> [Task to carry out] Output the material below in its entirety, exactly as given.

* * * *

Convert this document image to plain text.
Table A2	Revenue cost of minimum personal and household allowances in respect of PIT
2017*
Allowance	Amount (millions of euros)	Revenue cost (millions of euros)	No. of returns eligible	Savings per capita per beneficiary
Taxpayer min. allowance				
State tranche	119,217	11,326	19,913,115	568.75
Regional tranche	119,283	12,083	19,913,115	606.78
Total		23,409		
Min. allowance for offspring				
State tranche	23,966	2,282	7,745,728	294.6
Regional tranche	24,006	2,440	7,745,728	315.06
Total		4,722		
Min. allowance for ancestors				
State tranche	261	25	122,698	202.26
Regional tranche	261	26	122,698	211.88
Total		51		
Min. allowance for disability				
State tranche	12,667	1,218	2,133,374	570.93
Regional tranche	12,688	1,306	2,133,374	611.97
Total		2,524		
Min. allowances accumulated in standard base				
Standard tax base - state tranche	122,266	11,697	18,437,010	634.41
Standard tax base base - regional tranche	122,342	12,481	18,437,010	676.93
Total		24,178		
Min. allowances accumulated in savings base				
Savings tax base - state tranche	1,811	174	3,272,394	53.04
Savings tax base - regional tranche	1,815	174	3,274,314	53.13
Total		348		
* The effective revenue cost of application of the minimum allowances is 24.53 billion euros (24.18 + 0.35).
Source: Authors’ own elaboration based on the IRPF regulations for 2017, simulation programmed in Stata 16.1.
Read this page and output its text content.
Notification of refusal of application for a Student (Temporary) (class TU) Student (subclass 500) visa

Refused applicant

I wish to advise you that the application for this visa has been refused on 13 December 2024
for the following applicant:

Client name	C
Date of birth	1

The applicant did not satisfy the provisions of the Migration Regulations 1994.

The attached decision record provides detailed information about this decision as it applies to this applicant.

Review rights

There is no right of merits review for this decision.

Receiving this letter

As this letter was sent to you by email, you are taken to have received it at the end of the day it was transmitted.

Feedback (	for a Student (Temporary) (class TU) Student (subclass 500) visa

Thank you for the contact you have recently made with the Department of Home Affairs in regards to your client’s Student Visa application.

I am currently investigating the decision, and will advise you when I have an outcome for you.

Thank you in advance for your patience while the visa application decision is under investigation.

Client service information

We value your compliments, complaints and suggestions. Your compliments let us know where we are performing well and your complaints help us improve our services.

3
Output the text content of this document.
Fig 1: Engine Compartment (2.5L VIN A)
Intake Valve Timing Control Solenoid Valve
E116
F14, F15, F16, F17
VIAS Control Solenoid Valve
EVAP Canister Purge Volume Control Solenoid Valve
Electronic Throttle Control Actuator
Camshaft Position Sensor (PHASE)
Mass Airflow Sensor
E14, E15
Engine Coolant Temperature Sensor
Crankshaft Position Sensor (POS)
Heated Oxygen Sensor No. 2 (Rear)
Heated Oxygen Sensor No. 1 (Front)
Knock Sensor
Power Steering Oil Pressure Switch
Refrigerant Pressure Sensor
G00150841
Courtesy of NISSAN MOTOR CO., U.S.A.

* * * *

> [Response to this task]
Convert this document image to plain text.
Table A2	Revenue cost of minimum personal and household allowances in respect of PIT
2017*
Allowance	Amount (millions of euros)	Revenue cost (millions of euros)	No. of returns eligible	Savings per capita per beneficiary
Taxpayer min. allowance				
State tranche	119,217	11,326	19,913,115	568.75
Regional tranche	119,283	12,083	19,913,115	606.78
Total		23,409		
Min. allowance for offspring				
State tranche	23,966	2,282	7,745,728	294.6
Regional tranche	24,006	2,440	7,745,728	315.06
Total		4,722		
Min. allowance for ancestors				
State tranche	261	25	122,698	202.26
Regional tranche	261	26	122,698	211.88
Total		51		
Min. allowance for disability				
State tranche	12,667	1,218	2,133,374	570.93
Regional tranche	12,688	1,306	2,133,374	611.97
Total		2,524		
Min. allowances accumulated in standard base				
Standard tax base - state tranche	122,266	11,697	18,437,010	634.41
Standard tax base base - regional tranche	122,342	12,481	18,437,010	676.93
Total		24,178		
Min. allowances accumulated in savings base				
Savings tax base - state tranche	1,811	174	3,272,394	53.04
Savings tax base - regional tranche	1,815	174	3,274,314	53.13
Total		348		
* The effective revenue cost of application of the minimum allowances is 24.53 billion euros (24.18 + 0.35).
Source: Authors’ own elaboration based on the IRPF regulations for 2017, simulation programmed in Stata 16.1.
Read this page and output its text content.
Notification of refusal of application for a Student (Temporary) (class TU) Student (subclass 500) visa

Refused applicant

I wish to advise you that the application for this visa has been refused on 13 December 2024
for the following applicant:

Client name	C
Date of birth	1

The applicant did not satisfy the provisions of the Migration Regulations 1994.

The attached decision record provides detailed information about this decision as it applies to this applicant.

Review rights

There is no right of merits review for this decision.

Receiving this letter

As this letter was sent to you by email, you are taken to have received it at the end of the day it was transmitted.

Feedback (	for a Student (Temporary) (class TU) Student (subclass 500) visa

Thank you for the contact you have recently made with the Department of Home Affairs in regards to your client’s Student Visa application.

I am currently investigating the decision, and will advise you when I have an outcome for you.

Thank you in advance for your patience while the visa application decision is under investigation.

Client service information

We value your compliments, complaints and suggestions. Your compliments let us know where we are performing well and your complaints help us improve our services.

3
Output the text content of this document.
Fig 1: Engine Compartment (2.5L VIN A)
Intake Valve Timing Control Solenoid Valve
E116
F14, F15, F16, F17
VIAS Control Solenoid Valve
EVAP Canister Purge Volume Control Solenoid Valve
Electronic Throttle Control Actuator
Camshaft Position Sensor (PHASE)
Mass Airflow Sensor
E14, E15
Engine Coolant Temperature Sensor
Crankshaft Position Sensor (POS)
Heated Oxygen Sensor No. 2 (Rear)
Heated Oxygen Sensor No. 1 (Front)
Knock Sensor
Power Steering Oil Pressure Switch
Refrigerant Pressure Sensor
G00150841
Courtesy of NISSAN MOTOR CO., U.S.A.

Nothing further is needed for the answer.